Do this.
According to the Hyperscale compliance job setup text, how much NFS storage space is needed compared with the size of the source data?

Text extract.
= = = = = = =

How to Setup a Hyperscale Compliance Job
Pre-checks
You must check the following before starting a job:
- Storage space must be 2 times the size of the source data for NFS storage.
- You must have sufficient storage in the target DB for loading the masked data.
- You must check and increase the size of the temporary tablespace in Oracle. For example, if you have 4 billions rows, then you must use 100G.
- 
You must check and provide the required permission (after VDB creation) on empty VDB mounted folder on the Hyperscale VM. Note Permission that is granted before VDB creation will not work. It happens so because Continuous Data Engine removes the write permission from VDB mounted folder after VDB creation. 
- 
Based on the umask value for the user that is used to mount, the permissions for the staging area directory could get altered after the NFS share has been mounted. In such cases, you must re-apply the permissions (i.e 770 or 700) on the staging area directory.

= = = = = = =

(Raw records)
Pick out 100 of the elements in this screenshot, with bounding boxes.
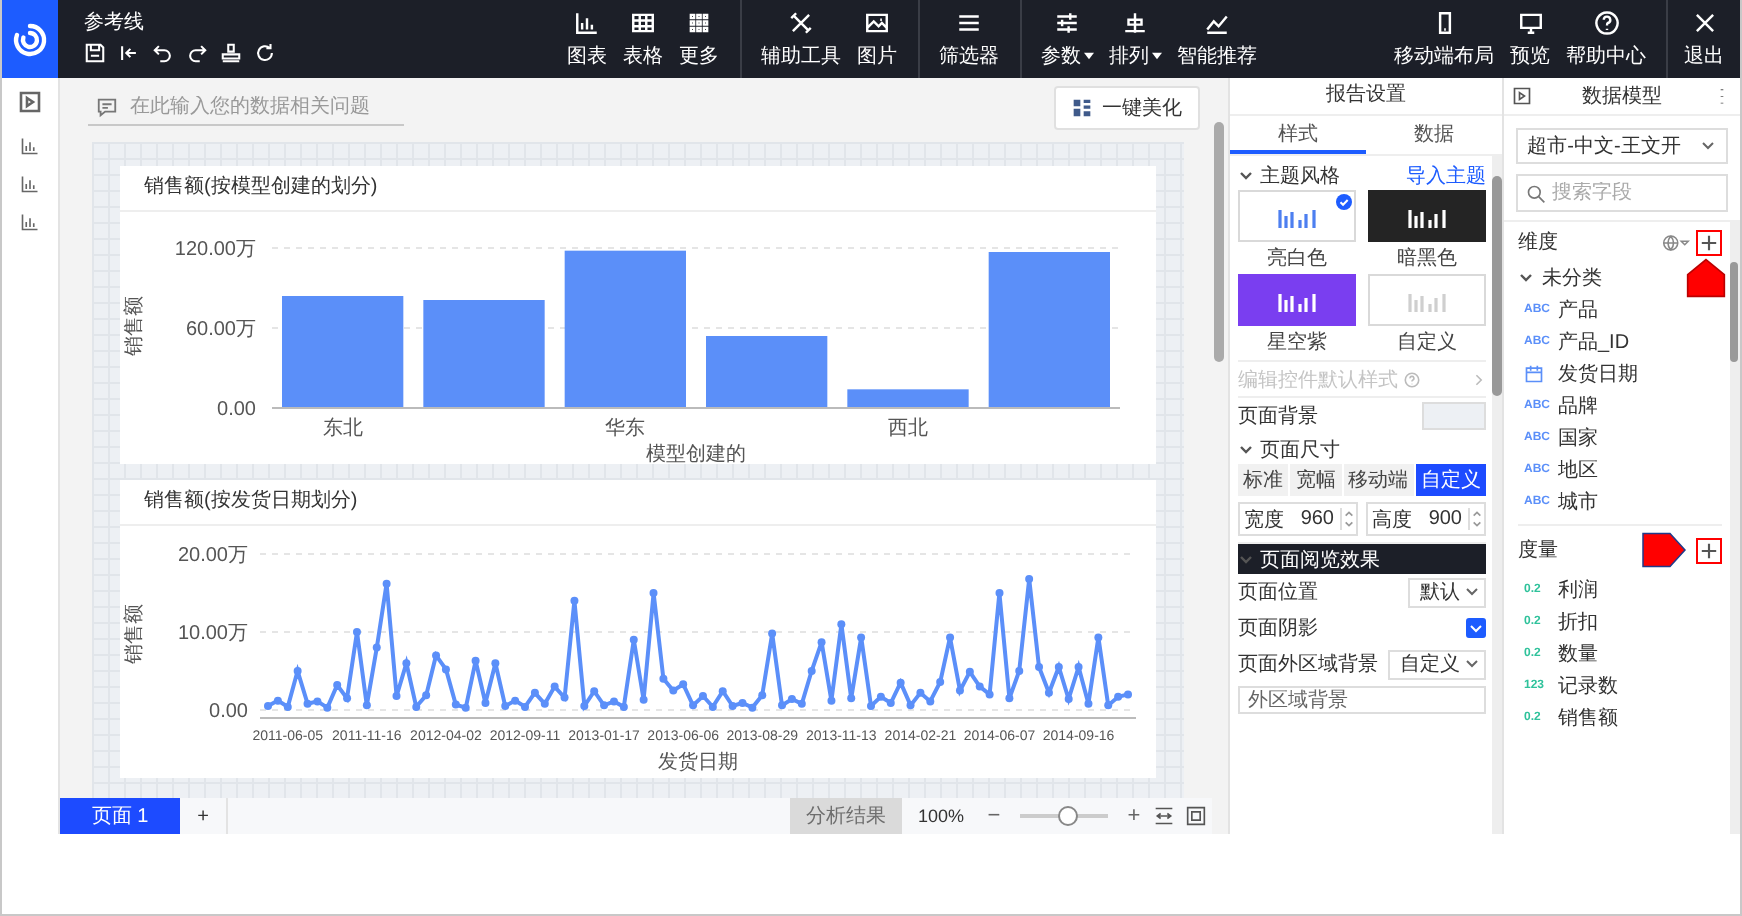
height-field[interactable]: 高度 900 [1366, 502, 1486, 536]
caret-icon [1700, 138, 1717, 154]
data-point [629, 635, 638, 644]
panel-tab[interactable]: 数据 [1366, 116, 1502, 154]
toolbar-button[interactable]: 排列 [1101, 0, 1169, 78]
outer-background-dropdown[interactable]: 自定义 [1388, 649, 1486, 679]
data-point [333, 681, 342, 690]
dataset-dropdown[interactable]: 超市-中文-王文开 [1516, 128, 1728, 164]
width-field[interactable]: 宽度 960 [1238, 502, 1358, 536]
section-heading: 页面阅览效果 [1260, 547, 1380, 573]
bar [282, 296, 404, 408]
toolbar-button[interactable]: 预览 [1502, 0, 1558, 78]
add-dimension-button[interactable] [1696, 229, 1722, 255]
page-tab[interactable]: 页面 1 [60, 798, 180, 834]
toolbar-button[interactable]: 智能推荐 [1169, 0, 1265, 78]
scrollbar-thumb[interactable] [1214, 122, 1224, 362]
toolbar-button[interactable]: 图片 [849, 0, 905, 78]
field-name[interactable]: 数量 [1558, 640, 1598, 668]
bar-chart-icon [574, 9, 600, 35]
save-icon[interactable] [84, 42, 106, 64]
field-name[interactable]: 记录数 [1558, 672, 1618, 700]
fit-screen-icon[interactable] [1186, 806, 1206, 826]
field-name[interactable]: 国家 [1558, 424, 1598, 452]
size-option[interactable]: 移动端 [1343, 464, 1414, 496]
checkbox[interactable] [1466, 618, 1486, 638]
comment-icon [96, 96, 118, 118]
globe-icon[interactable] [1662, 233, 1690, 251]
data-point [1035, 663, 1044, 672]
first-icon[interactable] [118, 42, 140, 64]
chevron-icon[interactable] [1518, 270, 1534, 286]
toolbar-button[interactable]: 参数 [1033, 0, 1101, 78]
position-dropdown[interactable]: 默认 [1408, 577, 1486, 607]
theme-tile[interactable] [1238, 274, 1356, 326]
data-point [1084, 699, 1093, 708]
data-point [402, 659, 411, 668]
field-name[interactable]: 城市 [1558, 488, 1598, 516]
scrollbar-thumb[interactable] [1730, 262, 1738, 362]
slider-thumb[interactable] [1058, 806, 1079, 826]
undo-icon[interactable] [152, 42, 174, 64]
toolbar-button[interactable]: 更多 [671, 0, 727, 78]
data-point [857, 633, 866, 642]
zoom-in-button[interactable]: + [1120, 798, 1148, 834]
data-point [570, 596, 579, 605]
data-point [837, 620, 846, 629]
data-point [758, 691, 767, 700]
bar-chart-icon[interactable] [20, 174, 40, 194]
data-point [1074, 663, 1083, 672]
color-swatch[interactable] [1422, 402, 1486, 430]
data-point [471, 656, 480, 665]
caret-icon [1083, 51, 1093, 59]
field-name[interactable]: 品牌 [1558, 392, 1598, 420]
field-name[interactable]: 产品 [1558, 296, 1598, 324]
size-option[interactable]: 宽幅 [1290, 464, 1341, 496]
folder-name[interactable]: 未分类 [1542, 264, 1602, 292]
import-theme-link[interactable]: 导入主题 [1406, 161, 1486, 189]
list-icon [956, 9, 982, 35]
toolbar-button[interactable]: 移动端布局 [1386, 0, 1502, 78]
bar-chart-icon[interactable] [20, 136, 40, 156]
field-name[interactable]: 产品_ID [1558, 328, 1630, 356]
caret-icon [1151, 51, 1161, 59]
bar [706, 336, 828, 408]
field-name[interactable]: 销售额 [1558, 704, 1618, 732]
add-measure-button[interactable] [1696, 537, 1722, 563]
spinner-icon [1468, 508, 1484, 530]
data-point [936, 677, 945, 686]
data-point [1094, 633, 1103, 642]
field-name[interactable]: 利润 [1558, 576, 1598, 604]
toolbar-button[interactable]: 图表 [559, 0, 615, 78]
field-name[interactable]: 地区 [1558, 456, 1598, 484]
theme-tile[interactable] [1368, 190, 1486, 242]
size-option[interactable]: 标准 [1238, 464, 1289, 496]
panel-toggle-icon[interactable] [18, 90, 42, 114]
panel-toggle-icon[interactable] [1512, 86, 1532, 106]
size-option[interactable]: 自定义 [1415, 464, 1486, 496]
calendar-icon [1524, 364, 1544, 384]
add-page-button[interactable]: + [180, 798, 228, 834]
scrollbar-thumb[interactable] [1492, 176, 1502, 396]
chevron-icon[interactable] [1238, 167, 1254, 183]
panel-tab[interactable]: 样式 [1230, 116, 1366, 154]
chevron-icon[interactable] [1238, 441, 1254, 457]
redo-icon[interactable] [186, 42, 208, 64]
data-point [441, 665, 450, 674]
toolbar-button[interactable]: 筛选器 [931, 0, 1007, 78]
bar-chart-icon[interactable] [20, 212, 40, 232]
toolbar-button[interactable]: 辅助工具 [753, 0, 849, 78]
field-name[interactable]: 发货日期 [1558, 360, 1638, 388]
toolbar-button[interactable]: 帮助中心 [1558, 0, 1654, 78]
toolbar-button[interactable]: 表格 [615, 0, 671, 78]
stamp-icon[interactable] [220, 42, 242, 64]
outer-background-field[interactable]: 外区域背景 [1238, 686, 1486, 714]
data-point [343, 694, 352, 703]
align-icon [1122, 9, 1148, 35]
bar-chart-icon [1405, 204, 1449, 228]
zoom-out-button[interactable]: − [980, 798, 1008, 834]
fit-width-icon[interactable] [1154, 806, 1174, 826]
field-name[interactable]: 折扣 [1558, 608, 1598, 636]
data-point [1005, 694, 1014, 703]
data-point [659, 674, 668, 683]
refresh-icon[interactable] [254, 42, 276, 64]
beautify-button[interactable]: 一键美化 [1054, 86, 1200, 130]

= = = = = = =

Task answer.
Two times the size of the source data.